Challenge
Answer with one number: how many lines have "Market".

>> begin Data listing

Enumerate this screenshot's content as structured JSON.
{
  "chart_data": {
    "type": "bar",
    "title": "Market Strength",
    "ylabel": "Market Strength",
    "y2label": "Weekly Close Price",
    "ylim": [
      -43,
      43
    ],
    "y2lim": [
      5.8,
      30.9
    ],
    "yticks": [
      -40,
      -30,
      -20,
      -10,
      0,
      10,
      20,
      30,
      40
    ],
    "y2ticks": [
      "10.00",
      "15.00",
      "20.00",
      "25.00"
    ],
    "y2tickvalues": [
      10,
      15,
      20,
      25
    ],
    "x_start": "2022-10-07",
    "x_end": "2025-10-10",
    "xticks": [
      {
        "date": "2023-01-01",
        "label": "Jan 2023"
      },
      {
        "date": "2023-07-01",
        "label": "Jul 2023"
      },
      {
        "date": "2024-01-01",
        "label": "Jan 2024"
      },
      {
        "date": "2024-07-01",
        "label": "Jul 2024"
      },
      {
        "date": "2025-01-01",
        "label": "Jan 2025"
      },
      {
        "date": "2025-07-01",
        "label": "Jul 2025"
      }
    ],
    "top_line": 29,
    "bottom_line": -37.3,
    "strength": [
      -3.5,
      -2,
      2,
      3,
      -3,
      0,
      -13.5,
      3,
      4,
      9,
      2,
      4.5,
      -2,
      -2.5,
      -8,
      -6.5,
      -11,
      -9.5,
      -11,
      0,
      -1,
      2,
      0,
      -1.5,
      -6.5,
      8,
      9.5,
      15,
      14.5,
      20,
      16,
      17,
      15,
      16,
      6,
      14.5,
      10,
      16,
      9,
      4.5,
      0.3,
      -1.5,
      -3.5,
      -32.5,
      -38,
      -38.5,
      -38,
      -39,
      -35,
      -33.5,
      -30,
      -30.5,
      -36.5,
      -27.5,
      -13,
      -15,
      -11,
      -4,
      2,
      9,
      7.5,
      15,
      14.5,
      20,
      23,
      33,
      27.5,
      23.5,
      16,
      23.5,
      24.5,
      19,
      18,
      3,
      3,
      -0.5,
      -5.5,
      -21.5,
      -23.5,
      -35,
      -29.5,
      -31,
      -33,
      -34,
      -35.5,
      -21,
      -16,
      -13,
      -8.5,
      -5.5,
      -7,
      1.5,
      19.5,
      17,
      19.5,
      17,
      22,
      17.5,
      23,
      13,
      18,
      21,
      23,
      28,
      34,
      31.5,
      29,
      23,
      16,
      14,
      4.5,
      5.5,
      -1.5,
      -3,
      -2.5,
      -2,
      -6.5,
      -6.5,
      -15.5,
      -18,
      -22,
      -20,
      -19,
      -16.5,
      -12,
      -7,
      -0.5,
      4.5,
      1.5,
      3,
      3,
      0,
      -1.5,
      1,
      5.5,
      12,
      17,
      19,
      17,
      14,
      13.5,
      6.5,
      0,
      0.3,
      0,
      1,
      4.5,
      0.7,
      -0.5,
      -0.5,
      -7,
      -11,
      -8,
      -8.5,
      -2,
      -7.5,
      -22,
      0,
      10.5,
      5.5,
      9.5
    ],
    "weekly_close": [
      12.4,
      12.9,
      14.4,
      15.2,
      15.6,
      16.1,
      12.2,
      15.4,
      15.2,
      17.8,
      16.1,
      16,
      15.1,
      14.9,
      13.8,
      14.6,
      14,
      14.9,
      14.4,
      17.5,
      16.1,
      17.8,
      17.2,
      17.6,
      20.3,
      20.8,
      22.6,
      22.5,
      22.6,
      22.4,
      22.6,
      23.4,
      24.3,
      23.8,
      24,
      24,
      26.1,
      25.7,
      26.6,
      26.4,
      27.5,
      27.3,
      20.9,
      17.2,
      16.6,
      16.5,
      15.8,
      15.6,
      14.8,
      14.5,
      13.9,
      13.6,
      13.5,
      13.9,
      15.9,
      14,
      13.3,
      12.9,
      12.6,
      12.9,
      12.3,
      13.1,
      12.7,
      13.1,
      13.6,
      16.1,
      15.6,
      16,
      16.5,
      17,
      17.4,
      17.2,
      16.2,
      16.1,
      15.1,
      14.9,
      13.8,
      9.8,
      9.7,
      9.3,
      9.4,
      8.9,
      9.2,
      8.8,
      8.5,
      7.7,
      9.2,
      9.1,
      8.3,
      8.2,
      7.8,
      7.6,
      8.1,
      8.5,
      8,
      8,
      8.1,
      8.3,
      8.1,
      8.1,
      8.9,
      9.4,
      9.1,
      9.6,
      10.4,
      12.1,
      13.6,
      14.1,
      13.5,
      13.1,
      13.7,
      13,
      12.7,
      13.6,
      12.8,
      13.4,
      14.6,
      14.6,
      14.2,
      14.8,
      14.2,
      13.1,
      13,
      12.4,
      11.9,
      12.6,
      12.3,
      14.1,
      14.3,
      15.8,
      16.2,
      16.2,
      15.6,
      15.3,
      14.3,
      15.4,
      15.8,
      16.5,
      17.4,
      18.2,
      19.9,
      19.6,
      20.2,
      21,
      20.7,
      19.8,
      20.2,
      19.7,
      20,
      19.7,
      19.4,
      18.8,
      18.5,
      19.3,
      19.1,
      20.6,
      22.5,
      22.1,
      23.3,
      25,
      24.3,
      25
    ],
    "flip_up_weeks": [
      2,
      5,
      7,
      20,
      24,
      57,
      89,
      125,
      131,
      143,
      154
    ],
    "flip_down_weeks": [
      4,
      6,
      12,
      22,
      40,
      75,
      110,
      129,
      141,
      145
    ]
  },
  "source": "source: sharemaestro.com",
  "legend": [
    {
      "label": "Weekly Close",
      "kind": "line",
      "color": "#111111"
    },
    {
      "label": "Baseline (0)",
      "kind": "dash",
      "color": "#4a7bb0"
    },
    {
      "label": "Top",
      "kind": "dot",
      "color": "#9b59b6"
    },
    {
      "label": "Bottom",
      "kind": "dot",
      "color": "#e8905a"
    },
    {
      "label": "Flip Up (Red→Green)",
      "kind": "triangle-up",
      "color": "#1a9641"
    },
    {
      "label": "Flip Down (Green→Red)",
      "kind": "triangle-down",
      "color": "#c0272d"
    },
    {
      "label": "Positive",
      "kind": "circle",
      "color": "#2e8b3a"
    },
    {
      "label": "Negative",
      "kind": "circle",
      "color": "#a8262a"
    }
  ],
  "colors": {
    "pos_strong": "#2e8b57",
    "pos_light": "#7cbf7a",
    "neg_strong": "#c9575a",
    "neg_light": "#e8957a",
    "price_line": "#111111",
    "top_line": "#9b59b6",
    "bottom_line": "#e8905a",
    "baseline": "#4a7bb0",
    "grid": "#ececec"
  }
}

>> end Data listing

Reply
2